(Stored records)
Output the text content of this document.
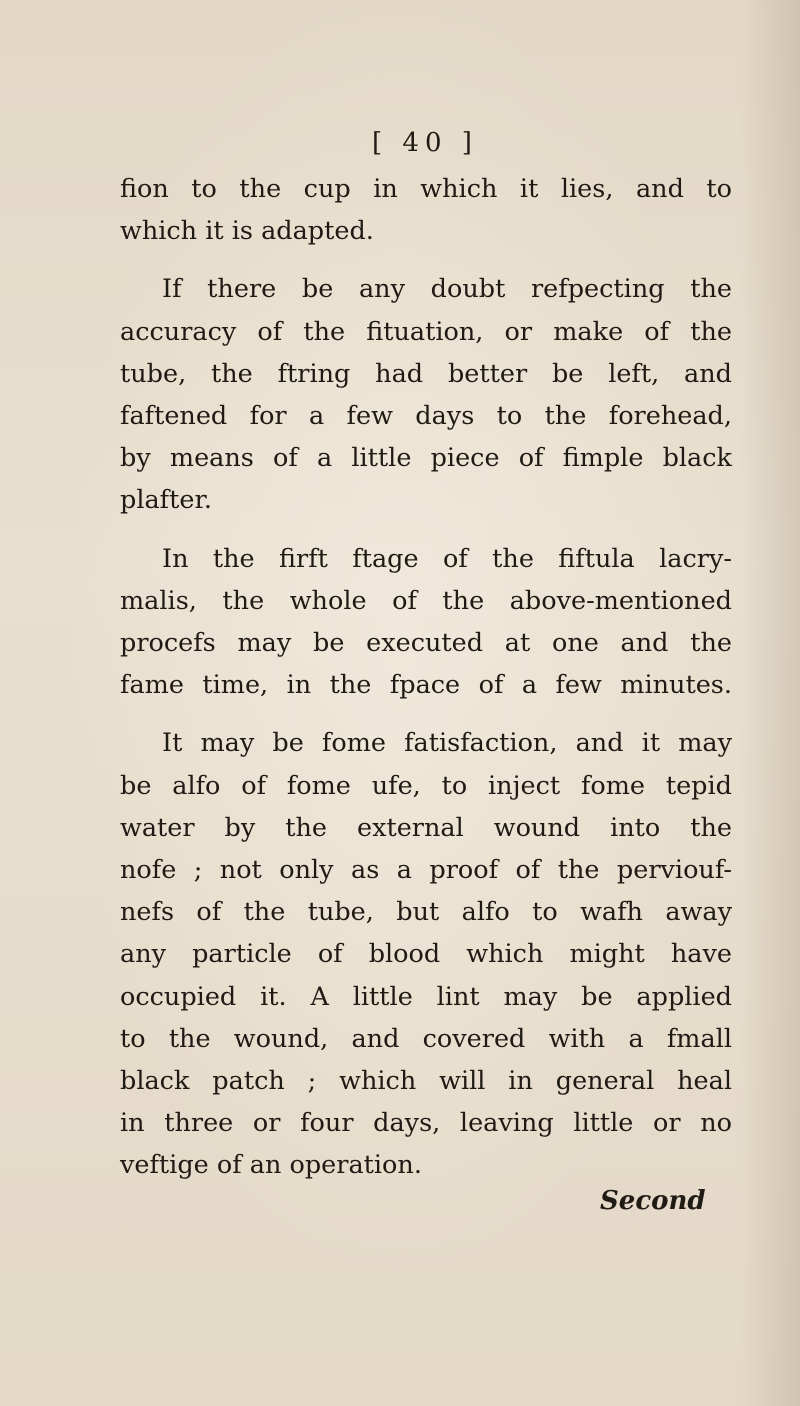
[ 40 ]

fion to the cup in which it lies, and to
which it is adapted.

If there be any doubt refpecting the
accuracy of the fituation, or make of the
tube, the ftring had better be left, and
faftened for a few days to the forehead,
by means of a little piece of fimple black
plafter.

In the firft ftage of the fiftula lacry-
malis, the whole of the above-mentioned
procefs may be executed at one and the
fame time, in the fpace of a few minutes.

It may be fome fatisfaction, and it may
be alfo of fome ufe, to inject fome tepid
water by the external wound into the
nofe ; not only as a proof of the perviouf-
nefs of the tube, but alfo to wafh away
any particle of blood which might have
occupied it. A little lint may be applied
to the wound, and covered with a fmall
black patch ; which will in general heal
in three or four days, leaving little or no
veftige of an operation.

Second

◆ WHAT TO PRODUCE: Repeat the full listing above exactly, with no pictures in the copy.

◆ OUTPUT BELOW:
Output the text content of this document.
[ 40 ]

fion to the cup in which it lies, and to
which it is adapted.

If there be any doubt refpecting the
accuracy of the fituation, or make of the
tube, the ftring had better be left, and
faftened for a few days to the forehead,
by means of a little piece of fimple black
plafter.

In the firft ftage of the fiftula lacry-
malis, the whole of the above-mentioned
procefs may be executed at one and the
fame time, in the fpace of a few minutes.

It may be fome fatisfaction, and it may
be alfo of fome ufe, to inject fome tepid
water by the external wound into the
nofe ; not only as a proof of the perviouf-
nefs of the tube, but alfo to wafh away
any particle of blood which might have
occupied it. A little lint may be applied
to the wound, and covered with a fmall
black patch ; which will in general heal
in three or four days, leaving little or no
veftige of an operation.

Second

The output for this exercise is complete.